What follows is a set of records, each of which is to be written out exactly.

Start of DATA SHOWN

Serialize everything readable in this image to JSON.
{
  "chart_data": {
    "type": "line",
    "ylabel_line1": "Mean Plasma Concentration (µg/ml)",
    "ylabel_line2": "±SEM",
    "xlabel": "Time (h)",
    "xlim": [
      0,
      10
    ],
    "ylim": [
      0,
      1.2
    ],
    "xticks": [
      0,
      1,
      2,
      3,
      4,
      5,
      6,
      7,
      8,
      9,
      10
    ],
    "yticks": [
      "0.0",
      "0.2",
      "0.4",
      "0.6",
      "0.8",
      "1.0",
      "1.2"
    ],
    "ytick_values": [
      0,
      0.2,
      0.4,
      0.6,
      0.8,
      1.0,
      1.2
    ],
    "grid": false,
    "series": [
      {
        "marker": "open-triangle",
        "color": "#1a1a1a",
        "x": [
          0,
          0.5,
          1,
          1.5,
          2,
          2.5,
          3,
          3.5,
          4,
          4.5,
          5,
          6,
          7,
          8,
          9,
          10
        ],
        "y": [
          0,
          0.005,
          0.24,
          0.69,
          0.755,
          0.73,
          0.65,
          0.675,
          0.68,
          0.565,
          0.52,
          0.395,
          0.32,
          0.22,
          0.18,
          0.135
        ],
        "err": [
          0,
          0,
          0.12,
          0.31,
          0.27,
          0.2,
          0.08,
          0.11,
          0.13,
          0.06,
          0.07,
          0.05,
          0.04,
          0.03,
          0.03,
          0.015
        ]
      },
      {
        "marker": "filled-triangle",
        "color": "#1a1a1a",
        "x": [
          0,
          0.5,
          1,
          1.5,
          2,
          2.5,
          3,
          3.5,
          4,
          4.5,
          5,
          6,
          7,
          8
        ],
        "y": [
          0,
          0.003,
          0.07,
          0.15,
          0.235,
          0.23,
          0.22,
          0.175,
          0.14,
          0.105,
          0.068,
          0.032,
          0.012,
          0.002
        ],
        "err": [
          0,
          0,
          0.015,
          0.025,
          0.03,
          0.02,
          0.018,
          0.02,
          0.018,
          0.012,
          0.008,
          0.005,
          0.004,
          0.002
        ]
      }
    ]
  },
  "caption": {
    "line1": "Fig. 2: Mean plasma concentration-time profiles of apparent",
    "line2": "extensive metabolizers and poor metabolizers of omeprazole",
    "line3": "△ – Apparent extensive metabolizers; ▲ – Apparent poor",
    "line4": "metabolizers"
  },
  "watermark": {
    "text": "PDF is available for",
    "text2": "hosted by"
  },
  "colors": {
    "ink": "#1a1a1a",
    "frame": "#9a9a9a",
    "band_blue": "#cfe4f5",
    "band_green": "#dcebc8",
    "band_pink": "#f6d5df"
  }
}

End of DATA SHOWN

• _RESULT OF THE EXERCISE_:
Serialize everything readable in this image to JSON.
{
  "chart_data": {
    "type": "line",
    "ylabel_line1": "Mean Plasma Concentration (µg/ml)",
    "ylabel_line2": "±SEM",
    "xlabel": "Time (h)",
    "xlim": [
      0,
      10
    ],
    "ylim": [
      0,
      1.2
    ],
    "xticks": [
      0,
      1,
      2,
      3,
      4,
      5,
      6,
      7,
      8,
      9,
      10
    ],
    "yticks": [
      "0.0",
      "0.2",
      "0.4",
      "0.6",
      "0.8",
      "1.0",
      "1.2"
    ],
    "ytick_values": [
      0,
      0.2,
      0.4,
      0.6,
      0.8,
      1.0,
      1.2
    ],
    "grid": false,
    "series": [
      {
        "marker": "open-triangle",
        "color": "#1a1a1a",
        "x": [
          0,
          0.5,
          1,
          1.5,
          2,
          2.5,
          3,
          3.5,
          4,
          4.5,
          5,
          6,
          7,
          8,
          9,
          10
        ],
        "y": [
          0,
          0.005,
          0.24,
          0.69,
          0.755,
          0.73,
          0.65,
          0.675,
          0.68,
          0.565,
          0.52,
          0.395,
          0.32,
          0.22,
          0.18,
          0.135
        ],
        "err": [
          0,
          0,
          0.12,
          0.31,
          0.27,
          0.2,
          0.08,
          0.11,
          0.13,
          0.06,
          0.07,
          0.05,
          0.04,
          0.03,
          0.03,
          0.015
        ]
      },
      {
        "marker": "filled-triangle",
        "color": "#1a1a1a",
        "x": [
          0,
          0.5,
          1,
          1.5,
          2,
          2.5,
          3,
          3.5,
          4,
          4.5,
          5,
          6,
          7,
          8
        ],
        "y": [
          0,
          0.003,
          0.07,
          0.15,
          0.235,
          0.23,
          0.22,
          0.175,
          0.14,
          0.105,
          0.068,
          0.032,
          0.012,
          0.002
        ],
        "err": [
          0,
          0,
          0.015,
          0.025,
          0.03,
          0.02,
          0.018,
          0.02,
          0.018,
          0.012,
          0.008,
          0.005,
          0.004,
          0.002
        ]
      }
    ]
  },
  "caption": {
    "line1": "Fig. 2: Mean plasma concentration-time profiles of apparent",
    "line2": "extensive metabolizers and poor metabolizers of omeprazole",
    "line3": "△ – Apparent extensive metabolizers; ▲ – Apparent poor",
    "line4": "metabolizers"
  },
  "watermark": {
    "text": "PDF is available for",
    "text2": "hosted by"
  },
  "colors": {
    "ink": "#1a1a1a",
    "frame": "#9a9a9a",
    "band_blue": "#cfe4f5",
    "band_green": "#dcebc8",
    "band_pink": "#f6d5df"
  }
}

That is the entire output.